Copy every line of the data below without changing any of them.

=== RECORDS TO PROCESS ===

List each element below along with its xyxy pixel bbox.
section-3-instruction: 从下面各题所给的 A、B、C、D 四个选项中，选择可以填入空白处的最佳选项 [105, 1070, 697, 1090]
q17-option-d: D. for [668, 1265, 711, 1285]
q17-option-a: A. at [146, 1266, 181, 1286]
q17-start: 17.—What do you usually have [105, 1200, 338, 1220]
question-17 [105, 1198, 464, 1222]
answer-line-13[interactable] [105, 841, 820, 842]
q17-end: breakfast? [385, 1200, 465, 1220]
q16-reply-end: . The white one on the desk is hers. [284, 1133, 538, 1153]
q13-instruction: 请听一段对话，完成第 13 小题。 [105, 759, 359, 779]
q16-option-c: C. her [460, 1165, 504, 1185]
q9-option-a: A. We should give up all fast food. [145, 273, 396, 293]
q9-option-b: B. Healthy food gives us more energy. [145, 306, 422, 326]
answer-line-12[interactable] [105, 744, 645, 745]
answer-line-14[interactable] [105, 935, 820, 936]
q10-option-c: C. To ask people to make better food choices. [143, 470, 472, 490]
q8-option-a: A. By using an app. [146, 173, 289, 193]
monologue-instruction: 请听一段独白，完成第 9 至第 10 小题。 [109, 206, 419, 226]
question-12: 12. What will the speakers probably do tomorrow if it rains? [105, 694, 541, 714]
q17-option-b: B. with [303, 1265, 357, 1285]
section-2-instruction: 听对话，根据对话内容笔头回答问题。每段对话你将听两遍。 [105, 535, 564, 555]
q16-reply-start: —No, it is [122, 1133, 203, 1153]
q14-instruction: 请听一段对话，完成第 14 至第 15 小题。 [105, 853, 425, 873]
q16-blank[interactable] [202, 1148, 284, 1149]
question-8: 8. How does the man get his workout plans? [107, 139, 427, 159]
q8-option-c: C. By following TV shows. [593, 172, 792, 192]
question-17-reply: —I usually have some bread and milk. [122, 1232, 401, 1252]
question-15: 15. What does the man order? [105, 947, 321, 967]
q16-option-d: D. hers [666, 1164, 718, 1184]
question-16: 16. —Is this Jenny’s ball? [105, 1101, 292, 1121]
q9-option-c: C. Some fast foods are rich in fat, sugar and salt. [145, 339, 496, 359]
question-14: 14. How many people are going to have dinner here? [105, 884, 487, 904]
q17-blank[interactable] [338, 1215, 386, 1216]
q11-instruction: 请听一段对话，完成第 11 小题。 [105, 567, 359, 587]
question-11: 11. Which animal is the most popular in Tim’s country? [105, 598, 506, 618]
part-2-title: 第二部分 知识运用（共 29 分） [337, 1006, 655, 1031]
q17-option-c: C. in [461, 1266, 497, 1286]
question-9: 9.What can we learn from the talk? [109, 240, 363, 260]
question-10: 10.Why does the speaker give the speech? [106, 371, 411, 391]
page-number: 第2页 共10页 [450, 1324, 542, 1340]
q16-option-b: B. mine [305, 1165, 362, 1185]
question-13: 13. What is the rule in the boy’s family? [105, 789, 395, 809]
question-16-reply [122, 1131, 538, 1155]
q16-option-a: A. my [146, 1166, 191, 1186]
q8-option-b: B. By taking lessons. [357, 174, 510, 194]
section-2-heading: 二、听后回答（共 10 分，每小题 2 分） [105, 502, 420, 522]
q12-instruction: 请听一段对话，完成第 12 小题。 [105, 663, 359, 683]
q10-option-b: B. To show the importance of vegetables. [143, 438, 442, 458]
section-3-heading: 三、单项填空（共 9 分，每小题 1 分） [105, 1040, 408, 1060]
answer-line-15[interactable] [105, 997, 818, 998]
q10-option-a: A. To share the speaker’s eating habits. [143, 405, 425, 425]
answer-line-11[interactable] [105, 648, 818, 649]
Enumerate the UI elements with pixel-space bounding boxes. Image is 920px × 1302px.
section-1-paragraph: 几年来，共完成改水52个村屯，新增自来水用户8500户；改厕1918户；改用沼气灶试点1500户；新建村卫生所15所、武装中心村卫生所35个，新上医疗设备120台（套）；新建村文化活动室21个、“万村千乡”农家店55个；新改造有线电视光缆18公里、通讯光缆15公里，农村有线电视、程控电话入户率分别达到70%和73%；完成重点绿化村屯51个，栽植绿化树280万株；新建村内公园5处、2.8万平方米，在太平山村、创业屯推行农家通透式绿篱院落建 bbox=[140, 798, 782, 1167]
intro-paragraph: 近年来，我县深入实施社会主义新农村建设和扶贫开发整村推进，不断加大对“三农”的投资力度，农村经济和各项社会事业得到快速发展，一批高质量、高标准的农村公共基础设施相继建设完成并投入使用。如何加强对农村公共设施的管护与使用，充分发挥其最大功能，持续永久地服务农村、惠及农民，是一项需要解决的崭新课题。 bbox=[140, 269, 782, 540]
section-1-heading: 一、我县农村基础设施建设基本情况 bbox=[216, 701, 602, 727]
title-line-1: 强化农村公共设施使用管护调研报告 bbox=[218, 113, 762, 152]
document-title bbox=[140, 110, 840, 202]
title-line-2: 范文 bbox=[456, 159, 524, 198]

===

* _EXPECTED OUTPUT_:
List each element below along with its xyxy pixel bbox.
section-3-instruction: 从下面各题所给的 A、B、C、D 四个选项中，选择可以填入空白处的最佳选项 [105, 1070, 697, 1090]
q17-option-d: D. for [668, 1265, 711, 1285]
q17-option-a: A. at [146, 1266, 181, 1286]
q17-start: 17.—What do you usually have [105, 1200, 338, 1220]
question-17 [105, 1198, 464, 1222]
answer-line-13[interactable] [105, 841, 820, 842]
q17-end: breakfast? [385, 1200, 465, 1220]
q16-reply-end: . The white one on the desk is hers. [284, 1133, 538, 1153]
q13-instruction: 请听一段对话，完成第 13 小题。 [105, 759, 359, 779]
q16-option-c: C. her [460, 1165, 504, 1185]
q9-option-a: A. We should give up all fast food. [145, 273, 396, 293]
q9-option-b: B. Healthy food gives us more energy. [145, 306, 422, 326]
answer-line-12[interactable] [105, 744, 645, 745]
answer-line-14[interactable] [105, 935, 820, 936]
q10-option-c: C. To ask people to make better food choices. [143, 470, 472, 490]
q8-option-a: A. By using an app. [146, 173, 289, 193]
monologue-instruction: 请听一段独白，完成第 9 至第 10 小题。 [109, 206, 419, 226]
question-12: 12. What will the speakers probably do tomorrow if it rains? [105, 694, 541, 714]
q17-option-b: B. with [303, 1265, 357, 1285]
section-2-instruction: 听对话，根据对话内容笔头回答问题。每段对话你将听两遍。 [105, 535, 564, 555]
q16-reply-start: —No, it is [122, 1133, 203, 1153]
q14-instruction: 请听一段对话，完成第 14 至第 15 小题。 [105, 853, 425, 873]
q16-blank[interactable] [202, 1148, 284, 1149]
question-8: 8. How does the man get his workout plans? [107, 139, 427, 159]
q8-option-c: C. By following TV shows. [593, 172, 792, 192]
question-17-reply: —I usually have some bread and milk. [122, 1232, 401, 1252]
question-15: 15. What does the man order? [105, 947, 321, 967]
q16-option-d: D. hers [666, 1164, 718, 1184]
question-16: 16. —Is this Jenny’s ball? [105, 1101, 292, 1121]
q9-option-c: C. Some fast foods are rich in fat, sugar and salt. [145, 339, 496, 359]
question-14: 14. How many people are going to have dinner here? [105, 884, 487, 904]
q17-blank[interactable] [338, 1215, 386, 1216]
q11-instruction: 请听一段对话，完成第 11 小题。 [105, 567, 359, 587]
question-11: 11. Which animal is the most popular in Tim’s country? [105, 598, 506, 618]
part-2-title: 第二部分 知识运用（共 29 分） [337, 1006, 655, 1031]
q17-option-c: C. in [461, 1266, 497, 1286]
question-9: 9.What can we learn from the talk? [109, 240, 363, 260]
question-10: 10.Why does the speaker give the speech? [106, 371, 411, 391]
page-number: 第2页 共10页 [450, 1324, 542, 1340]
q16-option-b: B. mine [305, 1165, 362, 1185]
question-13: 13. What is the rule in the boy’s family? [105, 789, 395, 809]
question-16-reply [122, 1131, 538, 1155]
q16-option-a: A. my [146, 1166, 191, 1186]
q8-option-b: B. By taking lessons. [357, 174, 510, 194]
section-2-heading: 二、听后回答（共 10 分，每小题 2 分） [105, 502, 420, 522]
q12-instruction: 请听一段对话，完成第 12 小题。 [105, 663, 359, 683]
q10-option-b: B. To show the importance of vegetables. [143, 438, 442, 458]
section-3-heading: 三、单项填空（共 9 分，每小题 1 分） [105, 1040, 408, 1060]
answer-line-15[interactable] [105, 997, 818, 998]
q10-option-a: A. To share the speaker’s eating habits. [143, 405, 425, 425]
answer-line-11[interactable] [105, 648, 818, 649]
Enumerate the UI elements with pixel-space bounding boxes. Image is 920px × 1302px.
section-1-paragraph: 几年来，共完成改水52个村屯，新增自来水用户8500户；改厕1918户；改用沼气灶试点1500户；新建村卫生所15所、武装中心村卫生所35个，新上医疗设备120台（套）；新建村文化活动室21个、“万村千乡”农家店55个；新改造有线电视光缆18公里、通讯光缆15公里，农村有线电视、程控电话入户率分别达到70%和73%；完成重点绿化村屯51个，栽植绿化树280万株；新建村内公园5处、2.8万平方米，在太平山村、创业屯推行农家通透式绿篱院落建 bbox=[140, 798, 782, 1167]
intro-paragraph: 近年来，我县深入实施社会主义新农村建设和扶贫开发整村推进，不断加大对“三农”的投资力度，农村经济和各项社会事业得到快速发展，一批高质量、高标准的农村公共基础设施相继建设完成并投入使用。如何加强对农村公共设施的管护与使用，充分发挥其最大功能，持续永久地服务农村、惠及农民，是一项需要解决的崭新课题。 bbox=[140, 269, 782, 540]
section-1-heading: 一、我县农村基础设施建设基本情况 bbox=[216, 701, 602, 727]
title-line-1: 强化农村公共设施使用管护调研报告 bbox=[218, 113, 762, 152]
document-title bbox=[140, 110, 840, 202]
title-line-2: 范文 bbox=[456, 159, 524, 198]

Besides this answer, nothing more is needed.